PROBLEM TO WORK ON. Restate each line word for word. Leave out every picture.
───── EXERCISE MATERIAL ─────
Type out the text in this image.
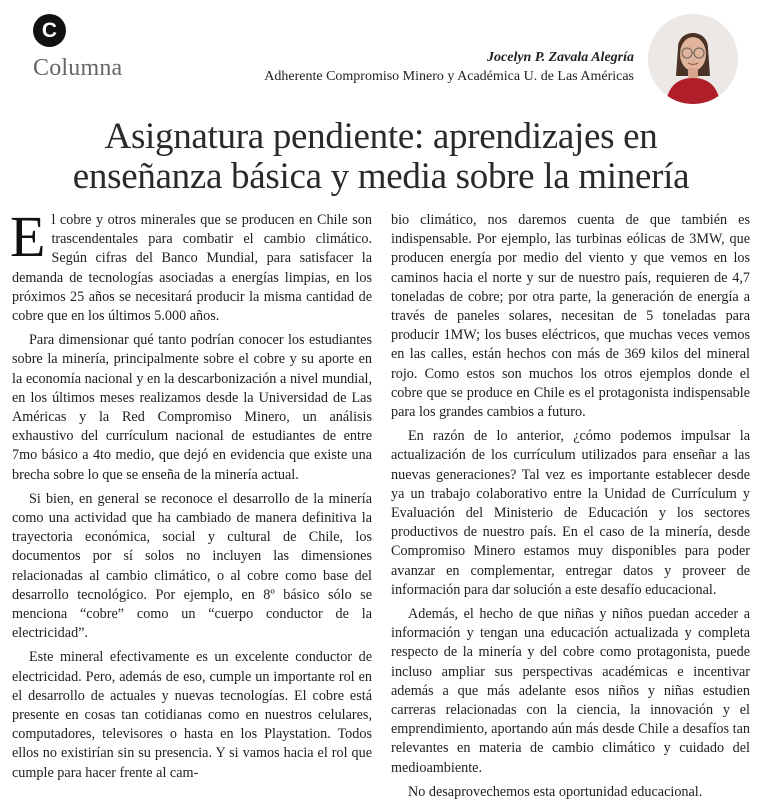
C
Columna	Jocelyn P. Zavala Alegría
Adherente Compromiso Minero y Académica U. de Las Américas
Asignatura pendiente: aprendizajes en
enseñanza básica y media sobre la minería

El cobre y otros minerales que se producen en Chile son trascendentales para combatir el cambio climático. Según cifras del Banco Mundial, para satisfacer la demanda de tecnologías asociadas a energías limpias, en los próximos 25 años se necesitará producir la misma cantidad de cobre que en los últimos 5.000 años.

Para dimensionar qué tanto podrían conocer los estudiantes sobre la minería, principalmente sobre el cobre y su aporte en la economía nacional y en la descarbonización a nivel mundial, en los últimos meses realizamos desde la Universidad de Las Américas y la Red Compromiso Minero, un análisis exhaustivo del currículum nacional de estudiantes de entre 7mo básico a 4to medio, que dejó en evidencia que existe una brecha sobre lo que se enseña de la minería actual.

Si bien, en general se reconoce el desarrollo de la minería como una actividad que ha cambiado de manera definitiva la trayectoria económica, social y cultural de Chile, los documentos por sí solos no incluyen las dimensiones relacionadas al cambio climático, o al cobre como base del desarrollo tecnológico. Por ejemplo, en 8º básico sólo se menciona “cobre” como un “cuerpo conductor de la electricidad”.

Este mineral efectivamente es un excelente conductor de electricidad. Pero, además de eso, cumple un importante rol en el desarrollo de actuales y nuevas tecnologías. El cobre está presente en cosas tan cotidianas como en nuestros celulares, computadores, televisores o hasta en los Playstation. Todos ellos no existirían sin su presencia. Y si vamos hacia el rol que cumple para hacer frente al cam-

bio climático, nos daremos cuenta de que también es indispensable. Por ejemplo, las turbinas eólicas de 3MW, que producen energía por medio del viento y que vemos en los caminos hacia el norte y sur de nuestro país, requieren de 4,7 toneladas de cobre; por otra parte, la generación de energía a través de paneles solares, necesitan de 5 toneladas para producir 1MW; los buses eléctricos, que muchas veces vemos en las calles, están hechos con más de 369 kilos del mineral rojo. Como estos son muchos los otros ejemplos donde el cobre que se produce en Chile es el protagonista indispensable para los grandes cambios a futuro.

En razón de lo anterior, ¿cómo podemos impulsar la actualización de los currículum utilizados para enseñar a las nuevas generaciones? Tal vez es importante establecer desde ya un trabajo colaborativo entre la Unidad de Currículum y Evaluación del Ministerio de Educación y los sectores productivos de nuestro país. En el caso de la minería, desde Compromiso Minero estamos muy disponibles para poder avanzar en complementar, entregar datos y proveer de información para dar solución a este desafío educacional.

Además, el hecho de que niñas y niños puedan acceder a información y tengan una educación actualizada y completa respecto de la minería y del cobre como protagonista, puede incluso ampliar sus perspectivas académicas e incentivar además a que más adelante esos niños y niñas estudien carreras relacionadas con la ciencia, la innovación y el emprendimiento, aportando aún más desde Chile a desafíos tan relevantes en materia de cambio climático y cuidado del medioambiente.

No desaprovechemos esta oportunidad educacional.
─────
WRITTEN ANSWER.
Type out the text in this image.
C
Columna	Jocelyn P. Zavala Alegría
Adherente Compromiso Minero y Académica U. de Las Américas
Asignatura pendiente: aprendizajes en
enseñanza básica y media sobre la minería

El cobre y otros minerales que se producen en Chile son trascendentales para combatir el cambio climático. Según cifras del Banco Mundial, para satisfacer la demanda de tecnologías asociadas a energías limpias, en los próximos 25 años se necesitará producir la misma cantidad de cobre que en los últimos 5.000 años.

Para dimensionar qué tanto podrían conocer los estudiantes sobre la minería, principalmente sobre el cobre y su aporte en la economía nacional y en la descarbonización a nivel mundial, en los últimos meses realizamos desde la Universidad de Las Américas y la Red Compromiso Minero, un análisis exhaustivo del currículum nacional de estudiantes de entre 7mo básico a 4to medio, que dejó en evidencia que existe una brecha sobre lo que se enseña de la minería actual.

Si bien, en general se reconoce el desarrollo de la minería como una actividad que ha cambiado de manera definitiva la trayectoria económica, social y cultural de Chile, los documentos por sí solos no incluyen las dimensiones relacionadas al cambio climático, o al cobre como base del desarrollo tecnológico. Por ejemplo, en 8º básico sólo se menciona “cobre” como un “cuerpo conductor de la electricidad”.

Este mineral efectivamente es un excelente conductor de electricidad. Pero, además de eso, cumple un importante rol en el desarrollo de actuales y nuevas tecnologías. El cobre está presente en cosas tan cotidianas como en nuestros celulares, computadores, televisores o hasta en los Playstation. Todos ellos no existirían sin su presencia. Y si vamos hacia el rol que cumple para hacer frente al cam-

bio climático, nos daremos cuenta de que también es indispensable. Por ejemplo, las turbinas eólicas de 3MW, que producen energía por medio del viento y que vemos en los caminos hacia el norte y sur de nuestro país, requieren de 4,7 toneladas de cobre; por otra parte, la generación de energía a través de paneles solares, necesitan de 5 toneladas para producir 1MW; los buses eléctricos, que muchas veces vemos en las calles, están hechos con más de 369 kilos del mineral rojo. Como estos son muchos los otros ejemplos donde el cobre que se produce en Chile es el protagonista indispensable para los grandes cambios a futuro.

En razón de lo anterior, ¿cómo podemos impulsar la actualización de los currículum utilizados para enseñar a las nuevas generaciones? Tal vez es importante establecer desde ya un trabajo colaborativo entre la Unidad de Currículum y Evaluación del Ministerio de Educación y los sectores productivos de nuestro país. En el caso de la minería, desde Compromiso Minero estamos muy disponibles para poder avanzar en complementar, entregar datos y proveer de información para dar solución a este desafío educacional.

Además, el hecho de que niñas y niños puedan acceder a información y tengan una educación actualizada y completa respecto de la minería y del cobre como protagonista, puede incluso ampliar sus perspectivas académicas e incentivar además a que más adelante esos niños y niñas estudien carreras relacionadas con la ciencia, la innovación y el emprendimiento, aportando aún más desde Chile a desafíos tan relevantes en materia de cambio climático y cuidado del medioambiente.

No desaprovechemos esta oportunidad educacional.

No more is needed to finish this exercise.